● Your objective
Every entry needs to be reproduced exactly.

Dataset excerpt:
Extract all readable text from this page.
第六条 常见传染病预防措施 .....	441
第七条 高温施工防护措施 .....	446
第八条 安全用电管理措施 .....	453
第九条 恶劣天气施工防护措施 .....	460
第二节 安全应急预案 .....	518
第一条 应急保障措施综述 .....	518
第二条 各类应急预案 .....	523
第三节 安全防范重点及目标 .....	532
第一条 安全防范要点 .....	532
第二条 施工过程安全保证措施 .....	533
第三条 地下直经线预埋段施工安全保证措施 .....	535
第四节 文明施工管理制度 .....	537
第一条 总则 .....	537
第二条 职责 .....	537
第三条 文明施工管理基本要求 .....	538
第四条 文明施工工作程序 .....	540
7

● In response
Extract all readable text from this page.
第六条 常见传染病预防措施 .....	441
第七条 高温施工防护措施 .....	446
第八条 安全用电管理措施 .....	453
第九条 恶劣天气施工防护措施 .....	460
第二节 安全应急预案 .....	518
第一条 应急保障措施综述 .....	518
第二条 各类应急预案 .....	523
第三节 安全防范重点及目标 .....	532
第一条 安全防范要点 .....	532
第二条 施工过程安全保证措施 .....	533
第三条 地下直经线预埋段施工安全保证措施 .....	535
第四节 文明施工管理制度 .....	537
第一条 总则 .....	537
第二条 职责 .....	537
第三条 文明施工管理基本要求 .....	538
第四条 文明施工工作程序 .....	540
7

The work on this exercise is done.